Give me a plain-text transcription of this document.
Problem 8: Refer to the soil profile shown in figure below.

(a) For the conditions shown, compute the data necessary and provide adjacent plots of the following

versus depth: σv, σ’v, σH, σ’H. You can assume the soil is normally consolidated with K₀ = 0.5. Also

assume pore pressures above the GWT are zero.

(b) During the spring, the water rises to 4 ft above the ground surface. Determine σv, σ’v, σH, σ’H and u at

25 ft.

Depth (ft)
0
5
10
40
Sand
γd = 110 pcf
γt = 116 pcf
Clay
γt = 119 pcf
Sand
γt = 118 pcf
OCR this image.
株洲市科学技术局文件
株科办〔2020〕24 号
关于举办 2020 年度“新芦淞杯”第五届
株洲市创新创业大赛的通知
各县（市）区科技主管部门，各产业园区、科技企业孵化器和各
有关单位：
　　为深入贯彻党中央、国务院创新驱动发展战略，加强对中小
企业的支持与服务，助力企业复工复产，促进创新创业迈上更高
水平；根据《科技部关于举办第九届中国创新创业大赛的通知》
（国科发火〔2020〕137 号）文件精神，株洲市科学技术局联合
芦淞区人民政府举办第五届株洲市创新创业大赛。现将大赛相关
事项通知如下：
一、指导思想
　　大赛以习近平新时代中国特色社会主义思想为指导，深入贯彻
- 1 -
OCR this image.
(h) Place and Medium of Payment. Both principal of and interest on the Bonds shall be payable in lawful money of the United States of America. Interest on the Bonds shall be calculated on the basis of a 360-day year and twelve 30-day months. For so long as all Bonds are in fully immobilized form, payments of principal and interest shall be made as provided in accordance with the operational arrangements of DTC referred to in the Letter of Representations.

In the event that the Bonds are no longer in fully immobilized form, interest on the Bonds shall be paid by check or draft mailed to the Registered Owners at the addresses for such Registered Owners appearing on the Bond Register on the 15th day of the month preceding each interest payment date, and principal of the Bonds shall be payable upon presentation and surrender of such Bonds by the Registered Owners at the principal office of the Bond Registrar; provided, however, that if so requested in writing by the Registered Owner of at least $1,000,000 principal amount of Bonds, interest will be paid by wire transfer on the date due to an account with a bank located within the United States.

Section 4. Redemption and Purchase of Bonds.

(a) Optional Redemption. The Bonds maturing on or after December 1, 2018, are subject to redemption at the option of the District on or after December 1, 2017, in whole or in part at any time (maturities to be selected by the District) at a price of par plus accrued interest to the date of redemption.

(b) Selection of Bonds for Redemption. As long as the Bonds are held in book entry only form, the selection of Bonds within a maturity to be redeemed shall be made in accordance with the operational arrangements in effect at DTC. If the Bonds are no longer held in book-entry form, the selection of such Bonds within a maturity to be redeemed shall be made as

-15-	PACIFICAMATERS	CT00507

What this task involves:
Reproduce the records above exactly.

Solution:
Give me a plain-text transcription of this document.
Problem 8: Refer to the soil profile shown in figure below.

(a) For the conditions shown, compute the data necessary and provide adjacent plots of the following

versus depth: σv, σ’v, σH, σ’H. You can assume the soil is normally consolidated with K₀ = 0.5. Also

assume pore pressures above the GWT are zero.

(b) During the spring, the water rises to 4 ft above the ground surface. Determine σv, σ’v, σH, σ’H and u at

25 ft.

Depth (ft)
0
5
10
40
Sand
γd = 110 pcf
γt = 116 pcf
Clay
γt = 119 pcf
Sand
γt = 118 pcf
OCR this image.
株洲市科学技术局文件
株科办〔2020〕24 号
关于举办 2020 年度“新芦淞杯”第五届
株洲市创新创业大赛的通知
各县（市）区科技主管部门，各产业园区、科技企业孵化器和各
有关单位：
　　为深入贯彻党中央、国务院创新驱动发展战略，加强对中小
企业的支持与服务，助力企业复工复产，促进创新创业迈上更高
水平；根据《科技部关于举办第九届中国创新创业大赛的通知》
（国科发火〔2020〕137 号）文件精神，株洲市科学技术局联合
芦淞区人民政府举办第五届株洲市创新创业大赛。现将大赛相关
事项通知如下：
一、指导思想
　　大赛以习近平新时代中国特色社会主义思想为指导，深入贯彻
- 1 -
OCR this image.
(h) Place and Medium of Payment. Both principal of and interest on the Bonds shall be payable in lawful money of the United States of America. Interest on the Bonds shall be calculated on the basis of a 360-day year and twelve 30-day months. For so long as all Bonds are in fully immobilized form, payments of principal and interest shall be made as provided in accordance with the operational arrangements of DTC referred to in the Letter of Representations.

In the event that the Bonds are no longer in fully immobilized form, interest on the Bonds shall be paid by check or draft mailed to the Registered Owners at the addresses for such Registered Owners appearing on the Bond Register on the 15th day of the month preceding each interest payment date, and principal of the Bonds shall be payable upon presentation and surrender of such Bonds by the Registered Owners at the principal office of the Bond Registrar; provided, however, that if so requested in writing by the Registered Owner of at least $1,000,000 principal amount of Bonds, interest will be paid by wire transfer on the date due to an account with a bank located within the United States.

Section 4. Redemption and Purchase of Bonds.

(a) Optional Redemption. The Bonds maturing on or after December 1, 2018, are subject to redemption at the option of the District on or after December 1, 2017, in whole or in part at any time (maturities to be selected by the District) at a price of par plus accrued interest to the date of redemption.

(b) Selection of Bonds for Redemption. As long as the Bonds are held in book entry only form, the selection of Bonds within a maturity to be redeemed shall be made in accordance with the operational arrangements in effect at DTC. If the Bonds are no longer held in book-entry form, the selection of such Bonds within a maturity to be redeemed shall be made as

-15-	PACIFICAMATERS	CT00507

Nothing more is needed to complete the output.